Data lines:

● ● ●

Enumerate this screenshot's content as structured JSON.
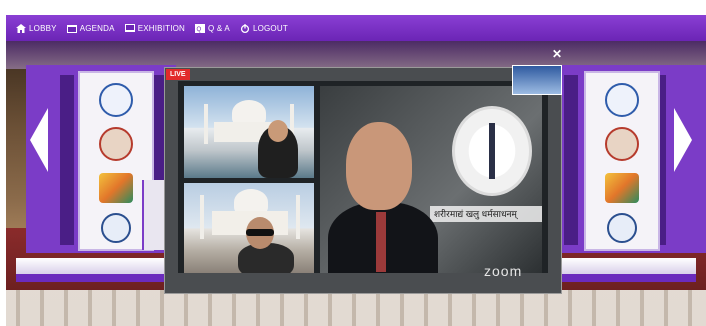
{
  "nav": {
    "items": [
      {
        "label": "LOBBY",
        "icon": "home-icon"
      },
      {
        "label": "AGENDA",
        "icon": "calendar-icon"
      },
      {
        "label": "EXHIBITION",
        "icon": "exhibition-icon"
      },
      {
        "label": "Q & A",
        "icon": "qa-icon"
      },
      {
        "label": "LOGOUT",
        "icon": "power-icon"
      }
    ]
  },
  "video": {
    "live_label": "LIVE",
    "watermark": "zoom",
    "emblem_text": "शरीरमाद्यं खलु धर्मसाधनम्"
  },
  "colors": {
    "nav_bg": "#7a34c8",
    "brand_purple": "#7b3cc7",
    "live_red": "#e22b2b"
  }
}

● ● ●

Select every line in the records above that contains the word "icon".

        "icon": "home-icon"
        "icon": "calendar-icon"
        "icon": "exhibition-icon"
        "icon": "qa-icon"
        "icon": "power-icon"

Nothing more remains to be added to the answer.